>> Begin

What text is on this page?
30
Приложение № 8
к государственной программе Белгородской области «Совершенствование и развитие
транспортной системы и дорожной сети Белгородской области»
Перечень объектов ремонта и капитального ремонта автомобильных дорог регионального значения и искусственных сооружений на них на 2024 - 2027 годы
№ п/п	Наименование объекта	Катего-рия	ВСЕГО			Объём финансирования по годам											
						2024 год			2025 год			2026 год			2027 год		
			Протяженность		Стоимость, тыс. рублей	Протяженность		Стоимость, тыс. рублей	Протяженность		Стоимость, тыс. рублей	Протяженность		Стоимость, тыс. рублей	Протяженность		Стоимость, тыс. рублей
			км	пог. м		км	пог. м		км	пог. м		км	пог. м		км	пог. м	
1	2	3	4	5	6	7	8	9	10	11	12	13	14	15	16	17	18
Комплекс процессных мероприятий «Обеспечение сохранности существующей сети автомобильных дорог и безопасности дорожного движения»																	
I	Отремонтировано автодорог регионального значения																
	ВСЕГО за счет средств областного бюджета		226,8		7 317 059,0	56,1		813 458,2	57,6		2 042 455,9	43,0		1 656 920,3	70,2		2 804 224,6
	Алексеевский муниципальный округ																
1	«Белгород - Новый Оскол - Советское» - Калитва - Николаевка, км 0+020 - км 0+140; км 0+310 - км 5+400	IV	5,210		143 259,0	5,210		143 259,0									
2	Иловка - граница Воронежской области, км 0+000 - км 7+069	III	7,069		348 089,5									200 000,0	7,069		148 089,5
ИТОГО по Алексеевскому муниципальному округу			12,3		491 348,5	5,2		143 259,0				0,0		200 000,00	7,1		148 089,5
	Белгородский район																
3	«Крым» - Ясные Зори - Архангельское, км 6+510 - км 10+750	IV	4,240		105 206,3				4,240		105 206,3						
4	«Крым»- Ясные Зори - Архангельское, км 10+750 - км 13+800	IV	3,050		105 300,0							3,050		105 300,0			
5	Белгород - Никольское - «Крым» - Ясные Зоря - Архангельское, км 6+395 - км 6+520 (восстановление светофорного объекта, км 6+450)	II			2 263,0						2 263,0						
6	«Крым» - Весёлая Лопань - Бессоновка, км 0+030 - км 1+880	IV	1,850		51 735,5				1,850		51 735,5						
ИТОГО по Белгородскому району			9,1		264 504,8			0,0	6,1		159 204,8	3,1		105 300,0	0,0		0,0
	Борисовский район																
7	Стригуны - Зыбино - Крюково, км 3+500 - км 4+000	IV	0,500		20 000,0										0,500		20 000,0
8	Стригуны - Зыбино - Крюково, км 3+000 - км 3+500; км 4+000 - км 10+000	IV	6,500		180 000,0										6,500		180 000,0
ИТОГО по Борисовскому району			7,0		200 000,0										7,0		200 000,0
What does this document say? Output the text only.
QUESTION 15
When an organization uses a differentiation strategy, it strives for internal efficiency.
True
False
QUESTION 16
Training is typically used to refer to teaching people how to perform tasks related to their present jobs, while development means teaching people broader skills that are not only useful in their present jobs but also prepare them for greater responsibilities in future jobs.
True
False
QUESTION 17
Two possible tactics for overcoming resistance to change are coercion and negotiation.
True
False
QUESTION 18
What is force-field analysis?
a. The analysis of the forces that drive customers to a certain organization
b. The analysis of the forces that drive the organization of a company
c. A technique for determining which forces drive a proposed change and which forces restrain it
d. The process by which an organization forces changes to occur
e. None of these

>> End

> **Your goal**
Produce an exact copy of the lines from the one containing "What does this" through the last line, and of nothing else.

> **The reply**
What does this document say? Output the text only.
QUESTION 15
When an organization uses a differentiation strategy, it strives for internal efficiency.
True
False
QUESTION 16
Training is typically used to refer to teaching people how to perform tasks related to their present jobs, while development means teaching people broader skills that are not only useful in their present jobs but also prepare them for greater responsibilities in future jobs.
True
False
QUESTION 17
Two possible tactics for overcoming resistance to change are coercion and negotiation.
True
False
QUESTION 18
What is force-field analysis?
a. The analysis of the forces that drive customers to a certain organization
b. The analysis of the forces that drive the organization of a company
c. A technique for determining which forces drive a proposed change and which forces restrain it
d. The process by which an organization forces changes to occur
e. None of these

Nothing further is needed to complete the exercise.